◆ **What is being asked**
All records are to be retyped faithfully and completely.

** START **

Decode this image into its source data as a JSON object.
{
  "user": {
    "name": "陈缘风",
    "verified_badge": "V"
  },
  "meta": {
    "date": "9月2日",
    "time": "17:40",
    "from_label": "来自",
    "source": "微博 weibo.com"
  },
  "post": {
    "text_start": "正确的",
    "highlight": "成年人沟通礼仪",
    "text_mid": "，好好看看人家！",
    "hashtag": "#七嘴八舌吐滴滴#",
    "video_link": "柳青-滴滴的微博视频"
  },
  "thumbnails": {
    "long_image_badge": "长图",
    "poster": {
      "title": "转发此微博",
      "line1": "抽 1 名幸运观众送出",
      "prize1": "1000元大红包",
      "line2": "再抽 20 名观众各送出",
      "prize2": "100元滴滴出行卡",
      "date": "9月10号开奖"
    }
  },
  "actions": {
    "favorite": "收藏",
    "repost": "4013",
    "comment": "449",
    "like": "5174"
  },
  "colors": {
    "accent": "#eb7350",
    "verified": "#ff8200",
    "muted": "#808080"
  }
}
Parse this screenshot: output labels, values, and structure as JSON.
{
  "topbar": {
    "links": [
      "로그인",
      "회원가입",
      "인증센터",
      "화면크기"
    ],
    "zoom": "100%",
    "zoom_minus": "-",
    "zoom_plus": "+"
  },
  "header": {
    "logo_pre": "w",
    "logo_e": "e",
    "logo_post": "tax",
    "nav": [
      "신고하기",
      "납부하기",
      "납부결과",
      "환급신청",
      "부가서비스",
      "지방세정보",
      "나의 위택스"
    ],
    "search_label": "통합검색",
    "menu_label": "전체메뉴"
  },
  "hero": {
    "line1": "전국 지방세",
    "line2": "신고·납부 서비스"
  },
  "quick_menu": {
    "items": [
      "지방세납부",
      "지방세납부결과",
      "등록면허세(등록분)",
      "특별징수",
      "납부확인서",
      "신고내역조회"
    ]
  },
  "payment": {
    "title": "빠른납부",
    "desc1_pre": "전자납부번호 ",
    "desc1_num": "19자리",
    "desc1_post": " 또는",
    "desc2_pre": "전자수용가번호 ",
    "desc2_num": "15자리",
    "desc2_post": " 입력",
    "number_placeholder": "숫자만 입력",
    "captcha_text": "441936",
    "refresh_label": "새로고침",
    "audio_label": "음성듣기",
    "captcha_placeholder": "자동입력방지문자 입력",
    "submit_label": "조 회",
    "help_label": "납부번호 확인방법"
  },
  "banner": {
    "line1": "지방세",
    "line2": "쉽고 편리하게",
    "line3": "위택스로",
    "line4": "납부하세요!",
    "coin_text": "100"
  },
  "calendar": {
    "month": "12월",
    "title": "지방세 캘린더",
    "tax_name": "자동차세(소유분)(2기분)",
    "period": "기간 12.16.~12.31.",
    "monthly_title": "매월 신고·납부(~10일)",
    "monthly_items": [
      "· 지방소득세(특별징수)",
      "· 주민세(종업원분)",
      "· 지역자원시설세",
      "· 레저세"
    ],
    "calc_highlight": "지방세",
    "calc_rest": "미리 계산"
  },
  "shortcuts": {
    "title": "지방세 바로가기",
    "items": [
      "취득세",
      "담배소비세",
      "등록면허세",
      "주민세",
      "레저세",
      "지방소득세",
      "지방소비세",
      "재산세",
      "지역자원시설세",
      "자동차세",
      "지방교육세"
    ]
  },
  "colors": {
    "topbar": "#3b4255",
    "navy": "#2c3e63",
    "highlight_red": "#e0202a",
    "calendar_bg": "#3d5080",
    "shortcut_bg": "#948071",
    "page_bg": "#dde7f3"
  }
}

** END **

◆ **Correct response**
Decode this image into its source data as a JSON object.
{
  "user": {
    "name": "陈缘风",
    "verified_badge": "V"
  },
  "meta": {
    "date": "9月2日",
    "time": "17:40",
    "from_label": "来自",
    "source": "微博 weibo.com"
  },
  "post": {
    "text_start": "正确的",
    "highlight": "成年人沟通礼仪",
    "text_mid": "，好好看看人家！",
    "hashtag": "#七嘴八舌吐滴滴#",
    "video_link": "柳青-滴滴的微博视频"
  },
  "thumbnails": {
    "long_image_badge": "长图",
    "poster": {
      "title": "转发此微博",
      "line1": "抽 1 名幸运观众送出",
      "prize1": "1000元大红包",
      "line2": "再抽 20 名观众各送出",
      "prize2": "100元滴滴出行卡",
      "date": "9月10号开奖"
    }
  },
  "actions": {
    "favorite": "收藏",
    "repost": "4013",
    "comment": "449",
    "like": "5174"
  },
  "colors": {
    "accent": "#eb7350",
    "verified": "#ff8200",
    "muted": "#808080"
  }
}
Parse this screenshot: output labels, values, and structure as JSON.
{
  "topbar": {
    "links": [
      "로그인",
      "회원가입",
      "인증센터",
      "화면크기"
    ],
    "zoom": "100%",
    "zoom_minus": "-",
    "zoom_plus": "+"
  },
  "header": {
    "logo_pre": "w",
    "logo_e": "e",
    "logo_post": "tax",
    "nav": [
      "신고하기",
      "납부하기",
      "납부결과",
      "환급신청",
      "부가서비스",
      "지방세정보",
      "나의 위택스"
    ],
    "search_label": "통합검색",
    "menu_label": "전체메뉴"
  },
  "hero": {
    "line1": "전국 지방세",
    "line2": "신고·납부 서비스"
  },
  "quick_menu": {
    "items": [
      "지방세납부",
      "지방세납부결과",
      "등록면허세(등록분)",
      "특별징수",
      "납부확인서",
      "신고내역조회"
    ]
  },
  "payment": {
    "title": "빠른납부",
    "desc1_pre": "전자납부번호 ",
    "desc1_num": "19자리",
    "desc1_post": " 또는",
    "desc2_pre": "전자수용가번호 ",
    "desc2_num": "15자리",
    "desc2_post": " 입력",
    "number_placeholder": "숫자만 입력",
    "captcha_text": "441936",
    "refresh_label": "새로고침",
    "audio_label": "음성듣기",
    "captcha_placeholder": "자동입력방지문자 입력",
    "submit_label": "조 회",
    "help_label": "납부번호 확인방법"
  },
  "banner": {
    "line1": "지방세",
    "line2": "쉽고 편리하게",
    "line3": "위택스로",
    "line4": "납부하세요!",
    "coin_text": "100"
  },
  "calendar": {
    "month": "12월",
    "title": "지방세 캘린더",
    "tax_name": "자동차세(소유분)(2기분)",
    "period": "기간 12.16.~12.31.",
    "monthly_title": "매월 신고·납부(~10일)",
    "monthly_items": [
      "· 지방소득세(특별징수)",
      "· 주민세(종업원분)",
      "· 지역자원시설세",
      "· 레저세"
    ],
    "calc_highlight": "지방세",
    "calc_rest": "미리 계산"
  },
  "shortcuts": {
    "title": "지방세 바로가기",
    "items": [
      "취득세",
      "담배소비세",
      "등록면허세",
      "주민세",
      "레저세",
      "지방소득세",
      "지방소비세",
      "재산세",
      "지역자원시설세",
      "자동차세",
      "지방교육세"
    ]
  },
  "colors": {
    "topbar": "#3b4255",
    "navy": "#2c3e63",
    "highlight_red": "#e0202a",
    "calendar_bg": "#3d5080",
    "shortcut_bg": "#948071",
    "page_bg": "#dde7f3"
  }
}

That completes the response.